*Set exercise:* Your task is to locate every line holding the string "text" and to copy each of them.

*The records:*
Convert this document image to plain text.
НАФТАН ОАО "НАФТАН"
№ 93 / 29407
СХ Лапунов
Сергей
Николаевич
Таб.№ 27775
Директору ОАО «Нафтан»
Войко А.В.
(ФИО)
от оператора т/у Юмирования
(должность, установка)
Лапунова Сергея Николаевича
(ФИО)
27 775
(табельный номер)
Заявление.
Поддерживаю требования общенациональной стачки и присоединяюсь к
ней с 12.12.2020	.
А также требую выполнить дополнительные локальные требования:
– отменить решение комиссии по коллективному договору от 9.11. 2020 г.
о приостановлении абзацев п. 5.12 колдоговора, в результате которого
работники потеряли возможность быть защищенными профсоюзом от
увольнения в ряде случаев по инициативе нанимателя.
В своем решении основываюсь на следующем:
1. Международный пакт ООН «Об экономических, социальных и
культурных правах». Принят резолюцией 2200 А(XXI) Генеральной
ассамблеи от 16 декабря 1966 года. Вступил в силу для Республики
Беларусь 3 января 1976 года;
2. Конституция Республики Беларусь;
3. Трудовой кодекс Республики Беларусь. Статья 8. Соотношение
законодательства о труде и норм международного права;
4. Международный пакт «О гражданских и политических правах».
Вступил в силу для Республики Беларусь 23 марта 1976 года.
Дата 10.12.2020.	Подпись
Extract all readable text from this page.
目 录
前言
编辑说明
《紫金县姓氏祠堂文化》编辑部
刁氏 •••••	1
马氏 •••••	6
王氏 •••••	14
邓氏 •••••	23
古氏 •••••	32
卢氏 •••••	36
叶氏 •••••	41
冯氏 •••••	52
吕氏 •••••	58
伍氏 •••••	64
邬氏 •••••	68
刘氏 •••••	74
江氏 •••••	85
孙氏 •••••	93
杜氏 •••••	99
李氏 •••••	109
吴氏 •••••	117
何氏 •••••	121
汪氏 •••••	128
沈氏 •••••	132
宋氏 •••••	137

*Written solution:*
Convert this document image to plain text.
Extract all readable text from this page.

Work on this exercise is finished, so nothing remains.